TO BE DONE:
Extract every entry word for word.
>>>>>
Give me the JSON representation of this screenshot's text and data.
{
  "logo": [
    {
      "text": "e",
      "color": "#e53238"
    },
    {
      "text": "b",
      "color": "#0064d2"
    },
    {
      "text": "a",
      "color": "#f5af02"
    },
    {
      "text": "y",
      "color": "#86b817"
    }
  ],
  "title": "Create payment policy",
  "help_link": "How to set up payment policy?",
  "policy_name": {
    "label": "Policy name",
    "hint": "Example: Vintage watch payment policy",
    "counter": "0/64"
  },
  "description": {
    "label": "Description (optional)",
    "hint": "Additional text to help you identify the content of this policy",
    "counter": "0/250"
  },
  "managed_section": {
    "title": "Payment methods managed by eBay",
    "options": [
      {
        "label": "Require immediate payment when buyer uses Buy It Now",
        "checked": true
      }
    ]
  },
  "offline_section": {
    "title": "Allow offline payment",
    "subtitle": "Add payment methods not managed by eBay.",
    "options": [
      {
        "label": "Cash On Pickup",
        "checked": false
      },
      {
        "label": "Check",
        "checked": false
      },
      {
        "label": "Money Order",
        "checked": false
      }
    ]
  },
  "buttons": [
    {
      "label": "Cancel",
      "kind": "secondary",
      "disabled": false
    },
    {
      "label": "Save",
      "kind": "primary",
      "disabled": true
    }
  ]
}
<<<<<
RESULT OF THE TASK:
Give me the JSON representation of this screenshot's text and data.
{
  "logo": [
    {
      "text": "e",
      "color": "#e53238"
    },
    {
      "text": "b",
      "color": "#0064d2"
    },
    {
      "text": "a",
      "color": "#f5af02"
    },
    {
      "text": "y",
      "color": "#86b817"
    }
  ],
  "title": "Create payment policy",
  "help_link": "How to set up payment policy?",
  "policy_name": {
    "label": "Policy name",
    "hint": "Example: Vintage watch payment policy",
    "counter": "0/64"
  },
  "description": {
    "label": "Description (optional)",
    "hint": "Additional text to help you identify the content of this policy",
    "counter": "0/250"
  },
  "managed_section": {
    "title": "Payment methods managed by eBay",
    "options": [
      {
        "label": "Require immediate payment when buyer uses Buy It Now",
        "checked": true
      }
    ]
  },
  "offline_section": {
    "title": "Allow offline payment",
    "subtitle": "Add payment methods not managed by eBay.",
    "options": [
      {
        "label": "Cash On Pickup",
        "checked": false
      },
      {
        "label": "Check",
        "checked": false
      },
      {
        "label": "Money Order",
        "checked": false
      }
    ]
  },
  "buttons": [
    {
      "label": "Cancel",
      "kind": "secondary",
      "disabled": false
    },
    {
      "label": "Save",
      "kind": "primary",
      "disabled": true
    }
  ]
}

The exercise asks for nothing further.